▶ [Texto de lectura]:
= = =
El problema es el
mismo de siempre, la gratuidad. El arte, la literatura, el cine, no
tienen por qué ser gratis. Pueden serlo si así lo elige su autor.
Pero lo justo y lo necesario es que los autores cobren por sus
creaciones, para que puedan obtener de estas beneficios que les
permitan seguir trabajando en esas disciplinas que tanto gustan al
público.
Bajo esta premisa,
la Unión Europea obliga ahora a las bibliotecas públicas a pagar un
canon por sus obras sujetas a derechos de autor. Es decir que de ese
canon se libran un gran número de obras disponibles en las
bibliotecas, todas aquellas que ya dispongan de derechos de autor
gratuitos.
Ese canon no tiene
que pagarlo, al menos de momento, el usuario de las bibliotecas sino
que saldrá de las arcas públicas. Dependiendo de la titularidad de
la biblioteca habrá de ser el Estado, la Comunidad autónoma o el
municipio correspondiente el que tenga que hacer frente a ese gasto.
= = =
▶ [Datos registrados]:
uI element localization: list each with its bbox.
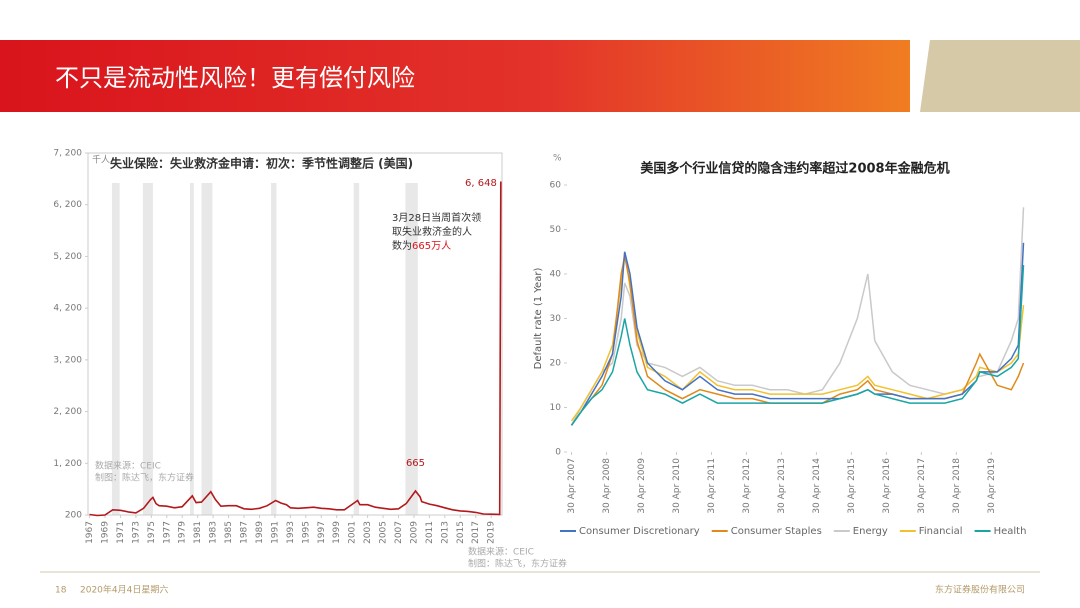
= = =
▶ [Tarea planteada 1]:
Responde a estas preguntas sobre el texto acerca del canon de las bibliotecas:
(a) ¿Qué obliga ahora la Unión Europea a pagar a las bibliotecas públicas?
(b) ¿Quién no tiene que pagar ese canon, al menos de momento?
(c) ¿Qué administraciones pueden tener que hacer frente a ese gasto, según la titularidad de la biblioteca?
▶ [Tarea planteada 2]:
Prosigue el texto sobre el canon de las bibliotecas a partir de su última frase.

▶ [Respuesta del ejercicio 1]:
(a) Un canon por sus obras sujetas a derechos de autor.
(b) El usuario de las bibliotecas.
(c) El Estado, la Comunidad autónoma o el municipio correspondiente.

▶ [Respuesta del ejercicio 2]:
Y aquí es donde nos
encontramos con el problema. Evidentemente es justo que el autor
perciba dinero por su trabajo. Y por lo tanto las bibliotecas deben
pagar, pero, ¿qué supondrá eso para unos centros cada vez más
abandonados y limitados económicamente? La primera consecuencia
evidente es que su presupuesto para nuevas adquisiciones quedará
mermado. Pero también habrá problemas como el mantenimiento de los
fondos, o el del personal que trabaja en los centros.
Ese pago justo y
estipulado no puede provocar que la calidad del servicio empeore. Así
que el esfuerzo deben hacerlo las instituciones públicas, las mismas
que cuando inauguran los centros o hablan de las dotaciones
culturales, esgrimen sus logros para conseguir votos.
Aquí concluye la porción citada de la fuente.